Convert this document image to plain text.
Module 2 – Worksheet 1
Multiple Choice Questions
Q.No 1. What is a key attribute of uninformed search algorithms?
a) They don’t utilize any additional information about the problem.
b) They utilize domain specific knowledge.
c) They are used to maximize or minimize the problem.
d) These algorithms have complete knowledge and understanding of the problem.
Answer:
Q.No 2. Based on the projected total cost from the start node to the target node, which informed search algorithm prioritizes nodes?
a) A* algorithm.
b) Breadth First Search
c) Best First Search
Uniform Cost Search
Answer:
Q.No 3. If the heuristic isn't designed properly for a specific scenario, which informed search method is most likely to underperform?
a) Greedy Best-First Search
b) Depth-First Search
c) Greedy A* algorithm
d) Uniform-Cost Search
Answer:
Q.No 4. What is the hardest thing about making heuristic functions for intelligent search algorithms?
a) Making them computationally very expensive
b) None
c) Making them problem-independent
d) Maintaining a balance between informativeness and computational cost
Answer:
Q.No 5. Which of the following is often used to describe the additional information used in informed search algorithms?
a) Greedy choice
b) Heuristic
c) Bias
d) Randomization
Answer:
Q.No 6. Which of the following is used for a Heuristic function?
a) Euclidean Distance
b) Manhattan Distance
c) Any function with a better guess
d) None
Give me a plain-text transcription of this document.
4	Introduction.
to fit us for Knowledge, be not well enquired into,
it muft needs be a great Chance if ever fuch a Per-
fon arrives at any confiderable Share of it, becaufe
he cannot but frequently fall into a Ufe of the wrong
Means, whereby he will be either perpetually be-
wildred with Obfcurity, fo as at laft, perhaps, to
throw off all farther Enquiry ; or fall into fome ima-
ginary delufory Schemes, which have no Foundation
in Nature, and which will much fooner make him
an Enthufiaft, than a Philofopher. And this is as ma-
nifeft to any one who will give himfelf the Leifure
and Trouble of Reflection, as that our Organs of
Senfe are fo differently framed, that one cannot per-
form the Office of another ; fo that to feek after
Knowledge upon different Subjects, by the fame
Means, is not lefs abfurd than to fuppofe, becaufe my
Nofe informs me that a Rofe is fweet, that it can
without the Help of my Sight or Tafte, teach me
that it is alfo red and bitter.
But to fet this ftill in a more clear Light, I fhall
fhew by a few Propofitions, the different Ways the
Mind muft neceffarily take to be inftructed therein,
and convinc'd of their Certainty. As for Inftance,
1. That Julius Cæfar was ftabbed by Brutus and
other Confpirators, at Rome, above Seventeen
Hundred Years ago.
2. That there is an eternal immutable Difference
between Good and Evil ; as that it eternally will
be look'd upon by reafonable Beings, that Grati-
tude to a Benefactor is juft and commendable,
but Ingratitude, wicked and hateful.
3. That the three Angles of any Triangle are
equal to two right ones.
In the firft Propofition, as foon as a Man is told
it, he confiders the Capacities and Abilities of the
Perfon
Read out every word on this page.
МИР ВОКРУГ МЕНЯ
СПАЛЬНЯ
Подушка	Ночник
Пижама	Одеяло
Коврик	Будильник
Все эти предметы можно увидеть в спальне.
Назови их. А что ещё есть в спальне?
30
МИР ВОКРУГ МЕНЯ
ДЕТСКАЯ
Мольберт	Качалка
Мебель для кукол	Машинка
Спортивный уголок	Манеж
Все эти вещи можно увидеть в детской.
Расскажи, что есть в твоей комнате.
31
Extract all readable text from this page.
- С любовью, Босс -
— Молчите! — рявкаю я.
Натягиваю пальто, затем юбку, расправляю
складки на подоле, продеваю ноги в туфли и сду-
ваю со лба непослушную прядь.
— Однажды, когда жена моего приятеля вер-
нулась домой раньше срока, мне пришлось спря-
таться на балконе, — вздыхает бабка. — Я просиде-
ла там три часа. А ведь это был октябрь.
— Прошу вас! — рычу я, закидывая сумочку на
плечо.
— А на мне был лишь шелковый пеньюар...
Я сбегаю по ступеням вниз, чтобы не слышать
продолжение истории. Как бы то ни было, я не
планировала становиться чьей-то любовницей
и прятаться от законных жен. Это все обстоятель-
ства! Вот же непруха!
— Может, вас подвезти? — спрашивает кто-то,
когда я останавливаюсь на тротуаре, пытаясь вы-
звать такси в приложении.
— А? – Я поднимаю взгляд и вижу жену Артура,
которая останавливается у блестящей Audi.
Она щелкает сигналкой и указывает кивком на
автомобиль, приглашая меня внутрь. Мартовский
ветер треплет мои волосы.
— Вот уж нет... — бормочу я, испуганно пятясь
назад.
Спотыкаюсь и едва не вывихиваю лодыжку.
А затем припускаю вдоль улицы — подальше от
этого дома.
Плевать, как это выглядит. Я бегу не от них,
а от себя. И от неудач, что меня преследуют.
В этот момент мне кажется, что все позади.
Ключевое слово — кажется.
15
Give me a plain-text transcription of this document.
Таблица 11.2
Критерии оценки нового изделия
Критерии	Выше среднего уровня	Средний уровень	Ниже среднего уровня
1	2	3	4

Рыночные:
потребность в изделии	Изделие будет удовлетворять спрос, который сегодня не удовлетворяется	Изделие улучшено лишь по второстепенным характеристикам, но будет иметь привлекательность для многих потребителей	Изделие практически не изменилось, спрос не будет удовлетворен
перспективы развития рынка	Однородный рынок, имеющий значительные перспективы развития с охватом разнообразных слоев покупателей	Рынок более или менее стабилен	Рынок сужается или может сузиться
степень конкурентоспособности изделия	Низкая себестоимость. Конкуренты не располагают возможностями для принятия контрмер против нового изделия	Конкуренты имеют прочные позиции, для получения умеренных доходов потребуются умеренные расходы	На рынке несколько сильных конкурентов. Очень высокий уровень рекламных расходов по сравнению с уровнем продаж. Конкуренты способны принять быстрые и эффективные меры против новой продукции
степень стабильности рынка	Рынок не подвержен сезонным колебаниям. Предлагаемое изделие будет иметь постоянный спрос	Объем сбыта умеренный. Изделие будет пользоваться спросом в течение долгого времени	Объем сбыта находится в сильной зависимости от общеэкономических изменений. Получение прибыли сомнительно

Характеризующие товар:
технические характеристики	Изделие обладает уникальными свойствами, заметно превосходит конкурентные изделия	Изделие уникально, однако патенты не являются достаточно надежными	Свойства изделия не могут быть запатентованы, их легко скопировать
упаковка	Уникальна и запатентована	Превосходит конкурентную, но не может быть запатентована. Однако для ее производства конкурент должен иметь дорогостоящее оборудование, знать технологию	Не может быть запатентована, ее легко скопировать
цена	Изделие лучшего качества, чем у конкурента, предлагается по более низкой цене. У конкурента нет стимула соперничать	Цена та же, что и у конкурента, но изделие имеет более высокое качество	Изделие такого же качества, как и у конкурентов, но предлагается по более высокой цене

*REQUEST*
What is needed here is an exact reproduction of all the entries.

*RESPONSE TO THE EXERCISE*
Convert this document image to plain text.
Module 2 – Worksheet 1
Multiple Choice Questions
Q.No 1. What is a key attribute of uninformed search algorithms?
a) They don’t utilize any additional information about the problem.
b) They utilize domain specific knowledge.
c) They are used to maximize or minimize the problem.
d) These algorithms have complete knowledge and understanding of the problem.
Answer:
Q.No 2. Based on the projected total cost from the start node to the target node, which informed search algorithm prioritizes nodes?
a) A* algorithm.
b) Breadth First Search
c) Best First Search
Uniform Cost Search
Answer:
Q.No 3. If the heuristic isn't designed properly for a specific scenario, which informed search method is most likely to underperform?
a) Greedy Best-First Search
b) Depth-First Search
c) Greedy A* algorithm
d) Uniform-Cost Search
Answer:
Q.No 4. What is the hardest thing about making heuristic functions for intelligent search algorithms?
a) Making them computationally very expensive
b) None
c) Making them problem-independent
d) Maintaining a balance between informativeness and computational cost
Answer:
Q.No 5. Which of the following is often used to describe the additional information used in informed search algorithms?
a) Greedy choice
b) Heuristic
c) Bias
d) Randomization
Answer:
Q.No 6. Which of the following is used for a Heuristic function?
a) Euclidean Distance
b) Manhattan Distance
c) Any function with a better guess
d) None
Give me a plain-text transcription of this document.
4	Introduction.
to fit us for Knowledge, be not well enquired into,
it muft needs be a great Chance if ever fuch a Per-
fon arrives at any confiderable Share of it, becaufe
he cannot but frequently fall into a Ufe of the wrong
Means, whereby he will be either perpetually be-
wildred with Obfcurity, fo as at laft, perhaps, to
throw off all farther Enquiry ; or fall into fome ima-
ginary delufory Schemes, which have no Foundation
in Nature, and which will much fooner make him
an Enthufiaft, than a Philofopher. And this is as ma-
nifeft to any one who will give himfelf the Leifure
and Trouble of Reflection, as that our Organs of
Senfe are fo differently framed, that one cannot per-
form the Office of another ; fo that to feek after
Knowledge upon different Subjects, by the fame
Means, is not lefs abfurd than to fuppofe, becaufe my
Nofe informs me that a Rofe is fweet, that it can
without the Help of my Sight or Tafte, teach me
that it is alfo red and bitter.
But to fet this ftill in a more clear Light, I fhall
fhew by a few Propofitions, the different Ways the
Mind muft neceffarily take to be inftructed therein,
and convinc'd of their Certainty. As for Inftance,
1. That Julius Cæfar was ftabbed by Brutus and
other Confpirators, at Rome, above Seventeen
Hundred Years ago.
2. That there is an eternal immutable Difference
between Good and Evil ; as that it eternally will
be look'd upon by reafonable Beings, that Grati-
tude to a Benefactor is juft and commendable,
but Ingratitude, wicked and hateful.
3. That the three Angles of any Triangle are
equal to two right ones.
In the firft Propofition, as foon as a Man is told
it, he confiders the Capacities and Abilities of the
Perfon
Read out every word on this page.
МИР ВОКРУГ МЕНЯ
СПАЛЬНЯ
Подушка	Ночник
Пижама	Одеяло
Коврик	Будильник
Все эти предметы можно увидеть в спальне.
Назови их. А что ещё есть в спальне?
30
МИР ВОКРУГ МЕНЯ
ДЕТСКАЯ
Мольберт	Качалка
Мебель для кукол	Машинка
Спортивный уголок	Манеж
Все эти вещи можно увидеть в детской.
Расскажи, что есть в твоей комнате.
31
Extract all readable text from this page.
- С любовью, Босс -
— Молчите! — рявкаю я.
Натягиваю пальто, затем юбку, расправляю
складки на подоле, продеваю ноги в туфли и сду-
ваю со лба непослушную прядь.
— Однажды, когда жена моего приятеля вер-
нулась домой раньше срока, мне пришлось спря-
таться на балконе, — вздыхает бабка. — Я просиде-
ла там три часа. А ведь это был октябрь.
— Прошу вас! — рычу я, закидывая сумочку на
плечо.
— А на мне был лишь шелковый пеньюар...
Я сбегаю по ступеням вниз, чтобы не слышать
продолжение истории. Как бы то ни было, я не
планировала становиться чьей-то любовницей
и прятаться от законных жен. Это все обстоятель-
ства! Вот же непруха!
— Может, вас подвезти? — спрашивает кто-то,
когда я останавливаюсь на тротуаре, пытаясь вы-
звать такси в приложении.
— А? – Я поднимаю взгляд и вижу жену Артура,
которая останавливается у блестящей Audi.
Она щелкает сигналкой и указывает кивком на
автомобиль, приглашая меня внутрь. Мартовский
ветер треплет мои волосы.
— Вот уж нет... — бормочу я, испуганно пятясь
назад.
Спотыкаюсь и едва не вывихиваю лодыжку.
А затем припускаю вдоль улицы — подальше от
этого дома.
Плевать, как это выглядит. Я бегу не от них,
а от себя. И от неудач, что меня преследуют.
В этот момент мне кажется, что все позади.
Ключевое слово — кажется.
15
Give me a plain-text transcription of this document.
Таблица 11.2
Критерии оценки нового изделия
Критерии	Выше среднего уровня	Средний уровень	Ниже среднего уровня
1	2	3	4

Рыночные:
потребность в изделии	Изделие будет удовлетворять спрос, который сегодня не удовлетворяется	Изделие улучшено лишь по второстепенным характеристикам, но будет иметь привлекательность для многих потребителей	Изделие практически не изменилось, спрос не будет удовлетворен
перспективы развития рынка	Однородный рынок, имеющий значительные перспективы развития с охватом разнообразных слоев покупателей	Рынок более или менее стабилен	Рынок сужается или может сузиться
степень конкурентоспособности изделия	Низкая себестоимость. Конкуренты не располагают возможностями для принятия контрмер против нового изделия	Конкуренты имеют прочные позиции, для получения умеренных доходов потребуются умеренные расходы	На рынке несколько сильных конкурентов. Очень высокий уровень рекламных расходов по сравнению с уровнем продаж. Конкуренты способны принять быстрые и эффективные меры против новой продукции
степень стабильности рынка	Рынок не подвержен сезонным колебаниям. Предлагаемое изделие будет иметь постоянный спрос	Объем сбыта умеренный. Изделие будет пользоваться спросом в течение долгого времени	Объем сбыта находится в сильной зависимости от общеэкономических изменений. Получение прибыли сомнительно

Характеризующие товар:
технические характеристики	Изделие обладает уникальными свойствами, заметно превосходит конкурентные изделия	Изделие уникально, однако патенты не являются достаточно надежными	Свойства изделия не могут быть запатентованы, их легко скопировать
упаковка	Уникальна и запатентована	Превосходит конкурентную, но не может быть запатентована. Однако для ее производства конкурент должен иметь дорогостоящее оборудование, знать технологию	Не может быть запатентована, ее легко скопировать
цена	Изделие лучшего качества, чем у конкурента, предлагается по более низкой цене. У конкурента нет стимула соперничать	Цена та же, что и у конкурента, но изделие имеет более высокое качество	Изделие такого же качества, как и у конкурентов, но предлагается по более высокой цене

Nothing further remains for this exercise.